* **Task directions**
Below are the entries; count the lines in them that contain the word "downstream" and give only the number.

* **Data in this exercise**
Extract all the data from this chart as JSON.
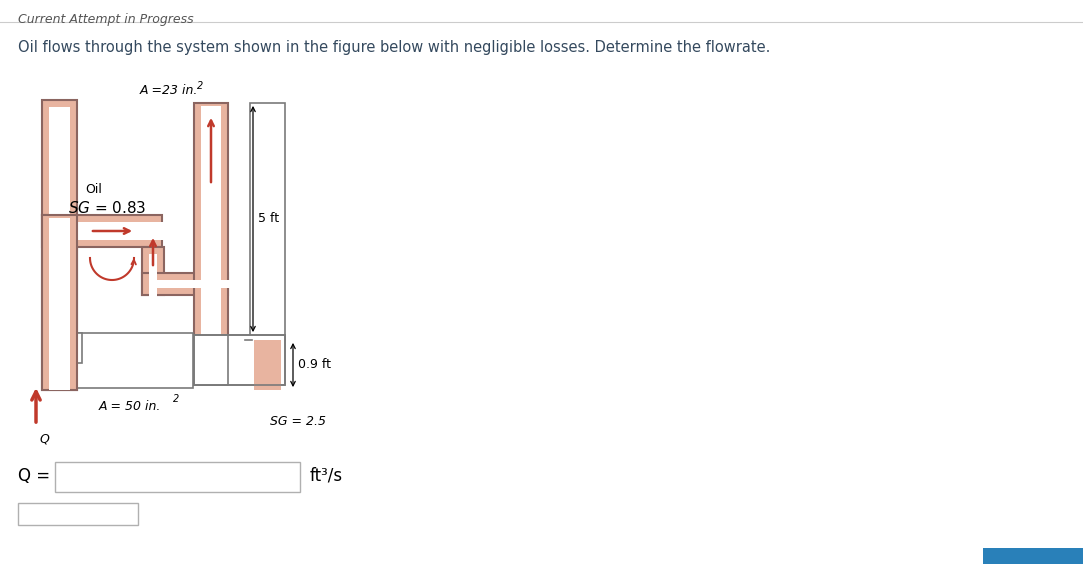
{
  "title_text": "Current Attempt in Progress",
  "problem_text": "Oil flows through the system shown in the figure below with negligible losses. Determine the flowrate.",
  "label_A_top": "A =23 in.",
  "label_A_top_sup": "2",
  "label_oil": "Oil",
  "label_sg_oil": "SG = 0.83",
  "label_5ft": "5 ft",
  "label_09ft": "0.9 ft",
  "label_A_bot": "A = 50 in.",
  "label_A_bot_sup": "2",
  "label_sg_heavy": "SG = 2.5",
  "label_Q": "Q =",
  "label_units": "ft³/s",
  "pipe_color": "#e8b4a0",
  "pipe_border_color": "#8B6560",
  "manometer_border": "#7a7a7a",
  "heavy_fluid_color": "#e8b4a0",
  "bg_color": "#ffffff",
  "text_color": "#34495e",
  "arrow_color": "#c0392b",
  "blue_bar_color": "#2980b9",
  "title_color": "#555555",
  "input_border": "#b0b0b0"
}
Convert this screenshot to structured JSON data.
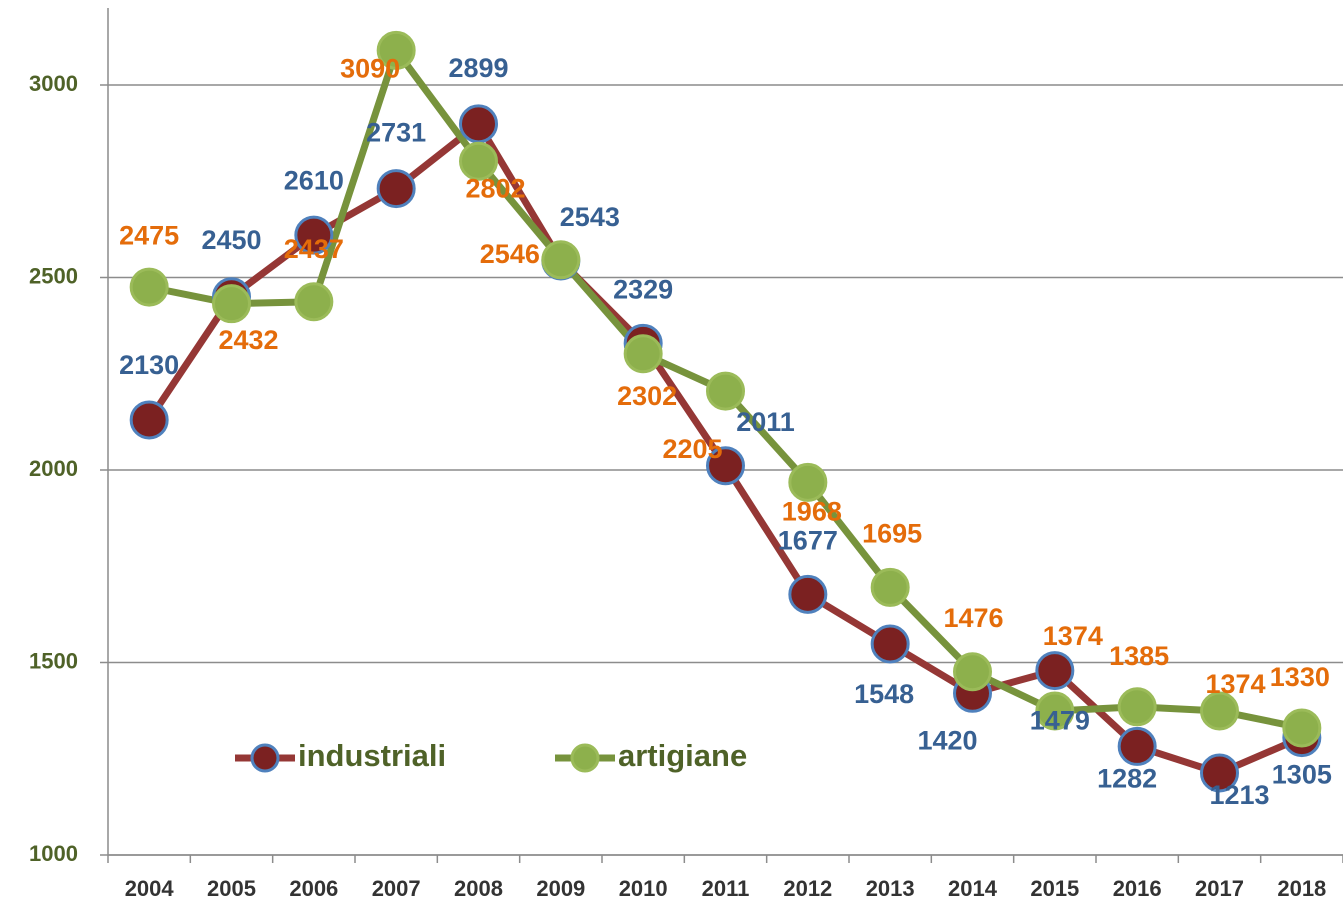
{
  "chart_data": {
    "type": "line",
    "categories": [
      "2004",
      "2005",
      "2006",
      "2007",
      "2008",
      "2009",
      "2010",
      "2011",
      "2012",
      "2013",
      "2014",
      "2015",
      "2016",
      "2017",
      "2018"
    ],
    "series": [
      {
        "name": "industriali",
        "color": "#953735",
        "values": [
          2130,
          2450,
          2610,
          2731,
          2899,
          2543,
          2329,
          2011,
          1677,
          1548,
          1420,
          1479,
          1282,
          1213,
          1305
        ]
      },
      {
        "name": "artigiane",
        "color": "#77933c",
        "values": [
          2475,
          2432,
          2437,
          3090,
          2802,
          2546,
          2302,
          2205,
          1968,
          1695,
          1476,
          1374,
          1385,
          1374,
          1330
        ]
      }
    ],
    "ylim": [
      1000,
      3200
    ],
    "yticks": [
      1000,
      1500,
      2000,
      2500,
      3000
    ],
    "grid": true
  }
}
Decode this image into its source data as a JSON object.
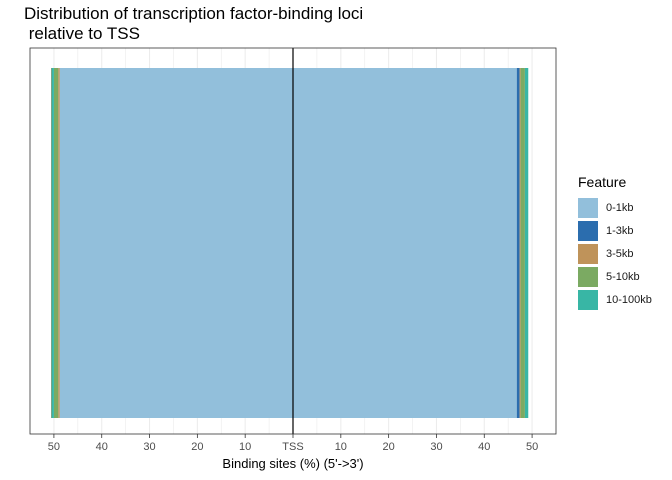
{
  "chart_data": {
    "type": "bar",
    "orientation": "horizontal-stacked-diverging",
    "title": "Distribution of transcription factor-binding loci\n relative to TSS",
    "xlabel": "Binding sites (%) (5'->3')",
    "ylabel": "",
    "xlim": [
      -55,
      55
    ],
    "x_ticks": [
      {
        "value": -50,
        "label": "50"
      },
      {
        "value": -40,
        "label": "40"
      },
      {
        "value": -30,
        "label": "30"
      },
      {
        "value": -20,
        "label": "20"
      },
      {
        "value": -10,
        "label": "10"
      },
      {
        "value": 0,
        "label": "TSS"
      },
      {
        "value": 10,
        "label": "10"
      },
      {
        "value": 20,
        "label": "20"
      },
      {
        "value": 30,
        "label": "30"
      },
      {
        "value": 40,
        "label": "40"
      },
      {
        "value": 50,
        "label": "50"
      }
    ],
    "grid": true,
    "legend_title": "Feature",
    "legend_position": "right",
    "series": [
      {
        "name": "0-1kb",
        "color": "#92BFDB",
        "upstream": 48.8,
        "downstream": 46.8
      },
      {
        "name": "1-3kb",
        "color": "#2B6DAE",
        "upstream": 0.0,
        "downstream": 0.6
      },
      {
        "name": "3-5kb",
        "color": "#BF935A",
        "upstream": 0.3,
        "downstream": 0.2
      },
      {
        "name": "5-10kb",
        "color": "#7BAA62",
        "upstream": 0.9,
        "downstream": 0.9
      },
      {
        "name": "10-100kb",
        "color": "#38B6A5",
        "upstream": 0.5,
        "downstream": 0.7
      }
    ]
  }
}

* **Output of the task**
5